* START The input *

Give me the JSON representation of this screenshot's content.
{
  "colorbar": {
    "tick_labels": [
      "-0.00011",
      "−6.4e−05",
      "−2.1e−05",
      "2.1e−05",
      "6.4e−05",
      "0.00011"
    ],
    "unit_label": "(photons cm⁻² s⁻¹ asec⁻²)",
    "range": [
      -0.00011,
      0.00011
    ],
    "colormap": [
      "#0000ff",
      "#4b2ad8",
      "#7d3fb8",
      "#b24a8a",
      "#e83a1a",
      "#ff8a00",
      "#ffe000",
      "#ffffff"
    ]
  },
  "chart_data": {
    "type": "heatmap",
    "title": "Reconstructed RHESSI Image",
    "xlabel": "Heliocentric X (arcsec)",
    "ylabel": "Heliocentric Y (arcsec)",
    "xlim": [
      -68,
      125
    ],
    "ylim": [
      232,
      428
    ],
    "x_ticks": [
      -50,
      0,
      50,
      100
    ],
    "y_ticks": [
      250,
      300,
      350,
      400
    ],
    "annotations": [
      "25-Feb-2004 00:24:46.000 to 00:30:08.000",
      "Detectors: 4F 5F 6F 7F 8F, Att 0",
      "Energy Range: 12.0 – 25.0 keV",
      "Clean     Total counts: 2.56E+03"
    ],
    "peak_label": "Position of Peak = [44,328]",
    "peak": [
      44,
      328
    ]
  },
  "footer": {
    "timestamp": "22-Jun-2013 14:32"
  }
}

* END The input *

=== Problem requirements ===
Copy out each line of the data containing the string "Heliocentric".

=== Written solution ===
    "xlabel": "Heliocentric X (arcsec)",
    "ylabel": "Heliocentric Y (arcsec)",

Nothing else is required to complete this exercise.